## What needs to be done
Restate the whole listing word for word. Pictures are left out.

## Recorded data
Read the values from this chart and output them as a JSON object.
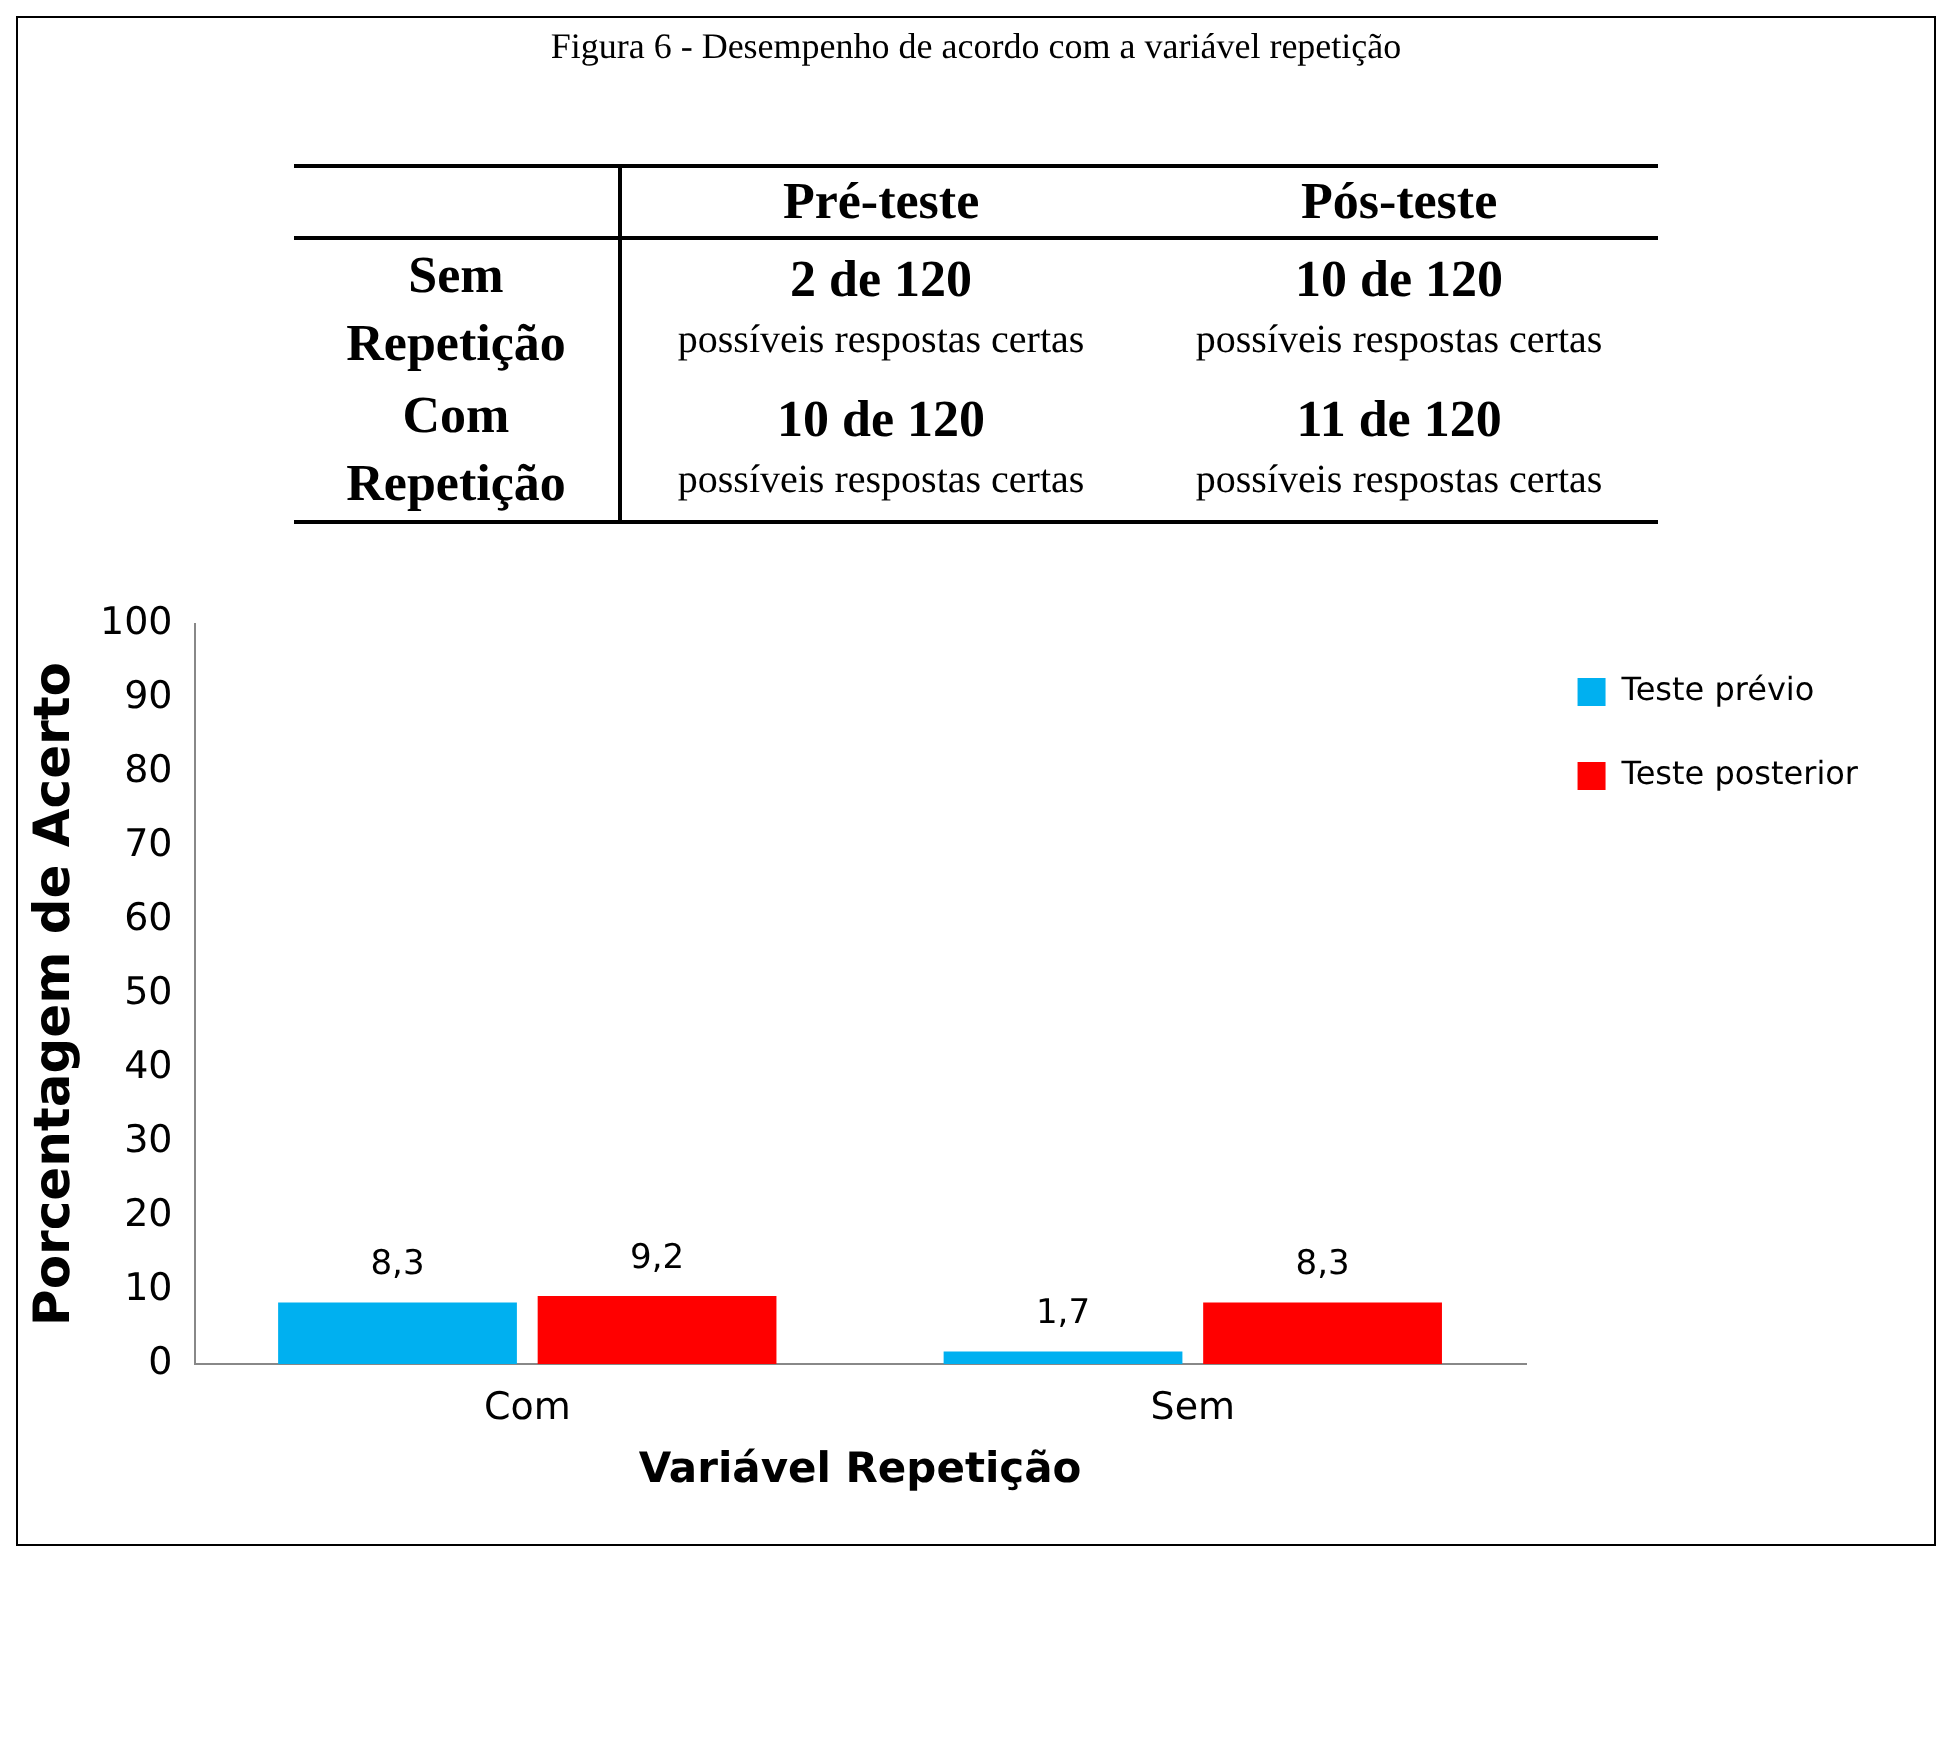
{
  "chart_data": [
    {
      "type": "other",
      "title": "Figura 6 - Desempenho de acordo com a variável repetição",
      "categories": [
        "Pré-teste",
        "Pós-teste"
      ],
      "y_categories": [
        "Sem Repetição",
        "Com Repetição"
      ],
      "cell_labels": [
        [
          "2 de 120\npossíveis respostas certas",
          "10 de 120\npossíveis respostas certas"
        ],
        [
          "10 de 120\npossíveis respostas certas",
          "11 de 120\npossíveis respostas certas"
        ]
      ]
    },
    {
      "type": "bar",
      "categories": [
        "Com",
        "Sem"
      ],
      "xlabel": "Variável Repetição",
      "ylabel": "Porcentagem de Acerto",
      "series": [
        {
          "name": "Teste prévio",
          "color": "#00b0f0",
          "values": [
            8.3,
            1.7
          ],
          "value_labels": [
            "8,3",
            "1,7"
          ]
        },
        {
          "name": "Teste posterior",
          "color": "#ff0000",
          "values": [
            9.2,
            8.3
          ],
          "value_labels": [
            "9,2",
            "8,3"
          ]
        }
      ],
      "ylim": [
        0,
        100
      ],
      "yticks": [
        0,
        10,
        20,
        30,
        40,
        50,
        60,
        70,
        80,
        90,
        100
      ],
      "grid": false,
      "legend": "top right"
    }
  ]
}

## Result
Read the values from this chart and output them as a JSON object.
{
  "chart_data": [
    {
      "type": "other",
      "title": "Figura 6 - Desempenho de acordo com a variável repetição",
      "categories": [
        "Pré-teste",
        "Pós-teste"
      ],
      "y_categories": [
        "Sem Repetição",
        "Com Repetição"
      ],
      "cell_labels": [
        [
          "2 de 120\npossíveis respostas certas",
          "10 de 120\npossíveis respostas certas"
        ],
        [
          "10 de 120\npossíveis respostas certas",
          "11 de 120\npossíveis respostas certas"
        ]
      ]
    },
    {
      "type": "bar",
      "categories": [
        "Com",
        "Sem"
      ],
      "xlabel": "Variável Repetição",
      "ylabel": "Porcentagem de Acerto",
      "series": [
        {
          "name": "Teste prévio",
          "color": "#00b0f0",
          "values": [
            8.3,
            1.7
          ],
          "value_labels": [
            "8,3",
            "1,7"
          ]
        },
        {
          "name": "Teste posterior",
          "color": "#ff0000",
          "values": [
            9.2,
            8.3
          ],
          "value_labels": [
            "9,2",
            "8,3"
          ]
        }
      ],
      "ylim": [
        0,
        100
      ],
      "yticks": [
        0,
        10,
        20,
        30,
        40,
        50,
        60,
        70,
        80,
        90,
        100
      ],
      "grid": false,
      "legend": "top right"
    }
  ]
}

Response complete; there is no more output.